▶ Exercise prompt
Scan the listing below and copy every line holding "from".

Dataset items
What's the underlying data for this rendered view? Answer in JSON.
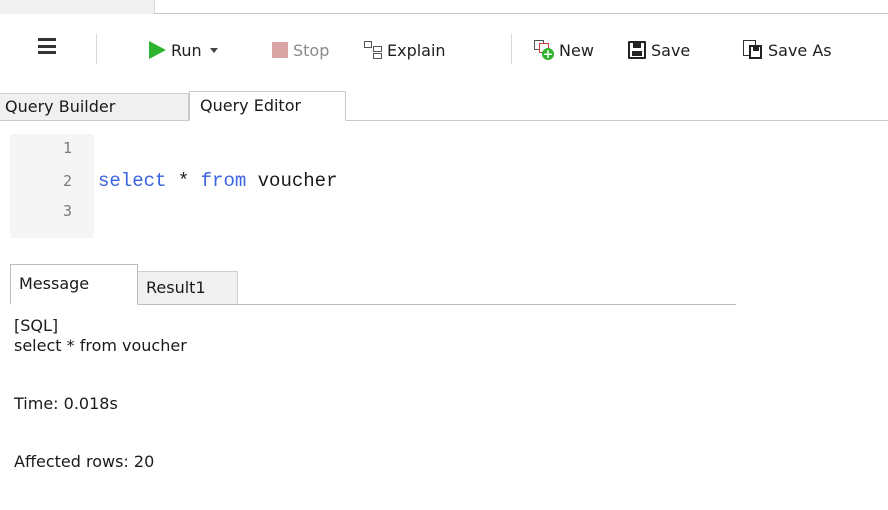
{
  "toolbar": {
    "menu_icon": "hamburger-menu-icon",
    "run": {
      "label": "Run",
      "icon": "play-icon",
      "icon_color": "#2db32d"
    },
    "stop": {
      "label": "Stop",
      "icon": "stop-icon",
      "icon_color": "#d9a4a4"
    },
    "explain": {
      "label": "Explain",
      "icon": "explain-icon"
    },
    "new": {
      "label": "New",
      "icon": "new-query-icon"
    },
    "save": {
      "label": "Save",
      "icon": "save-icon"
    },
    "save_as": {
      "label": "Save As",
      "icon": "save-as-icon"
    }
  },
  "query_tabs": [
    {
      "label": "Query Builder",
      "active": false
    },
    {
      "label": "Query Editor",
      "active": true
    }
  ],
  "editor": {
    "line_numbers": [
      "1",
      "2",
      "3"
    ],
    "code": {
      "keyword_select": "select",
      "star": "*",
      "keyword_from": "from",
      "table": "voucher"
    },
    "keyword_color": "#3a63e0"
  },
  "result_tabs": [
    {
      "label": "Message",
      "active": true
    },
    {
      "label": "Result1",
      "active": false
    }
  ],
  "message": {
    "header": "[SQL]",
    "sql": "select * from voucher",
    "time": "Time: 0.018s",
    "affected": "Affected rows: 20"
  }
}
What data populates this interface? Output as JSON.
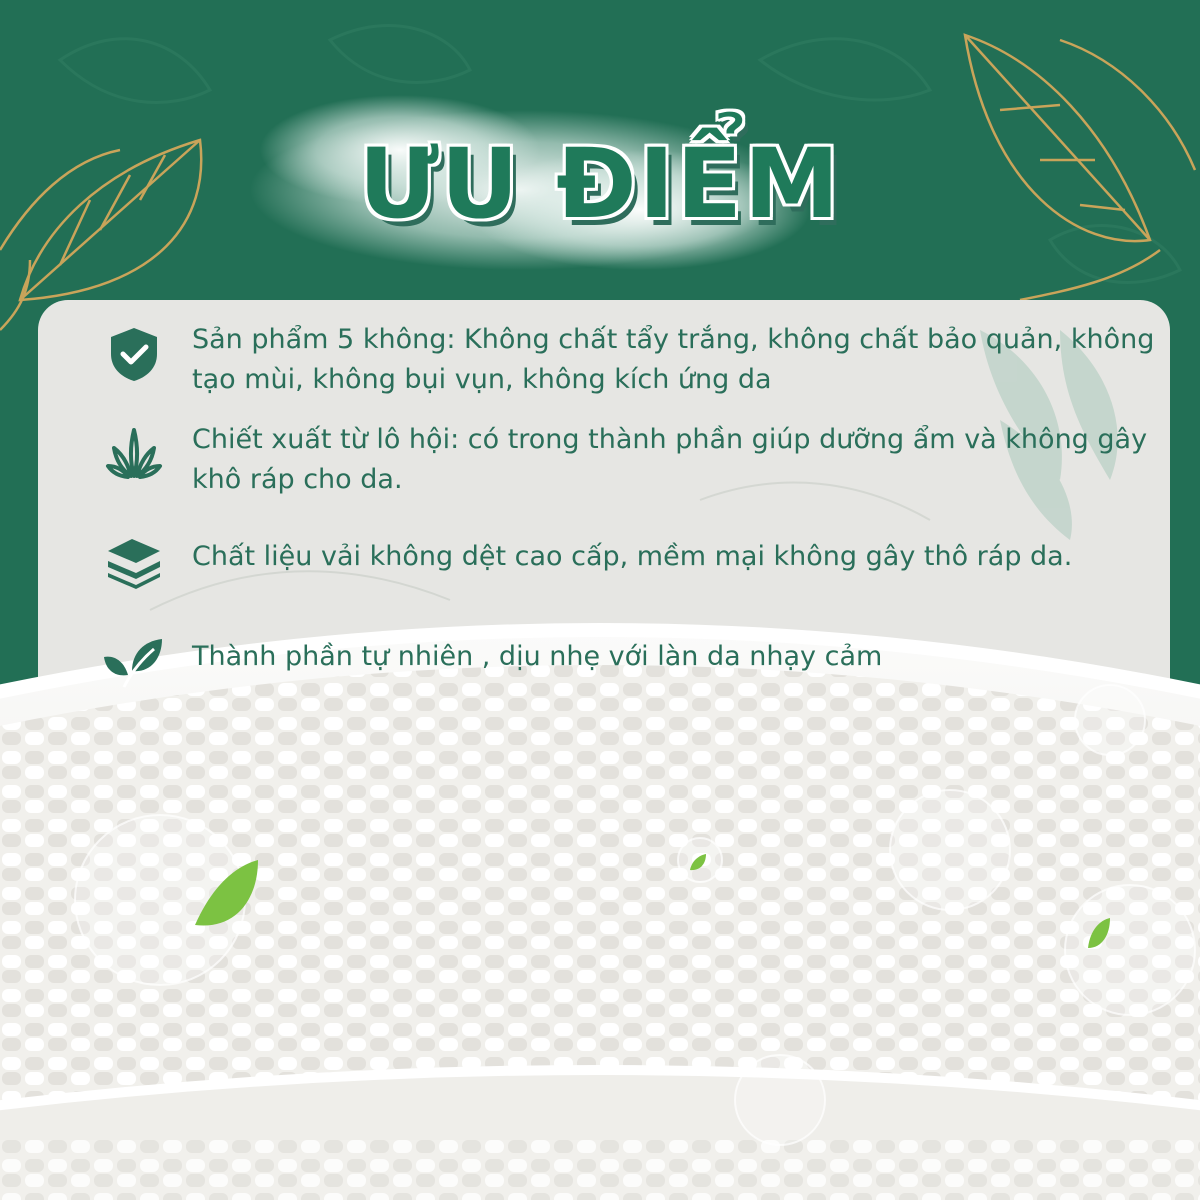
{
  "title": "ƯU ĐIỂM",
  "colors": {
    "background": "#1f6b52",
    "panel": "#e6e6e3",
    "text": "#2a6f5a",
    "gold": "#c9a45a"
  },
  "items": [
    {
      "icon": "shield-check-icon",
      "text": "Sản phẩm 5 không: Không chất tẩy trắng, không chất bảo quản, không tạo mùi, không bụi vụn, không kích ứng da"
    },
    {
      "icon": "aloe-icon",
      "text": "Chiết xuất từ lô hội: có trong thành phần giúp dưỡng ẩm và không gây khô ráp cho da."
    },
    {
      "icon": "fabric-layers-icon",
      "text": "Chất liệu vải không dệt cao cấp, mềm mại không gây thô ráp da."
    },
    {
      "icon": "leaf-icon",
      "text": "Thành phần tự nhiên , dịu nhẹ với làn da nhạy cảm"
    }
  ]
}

▶ Written answer
      "keyword_from": "from",
    "sql": "select * from voucher",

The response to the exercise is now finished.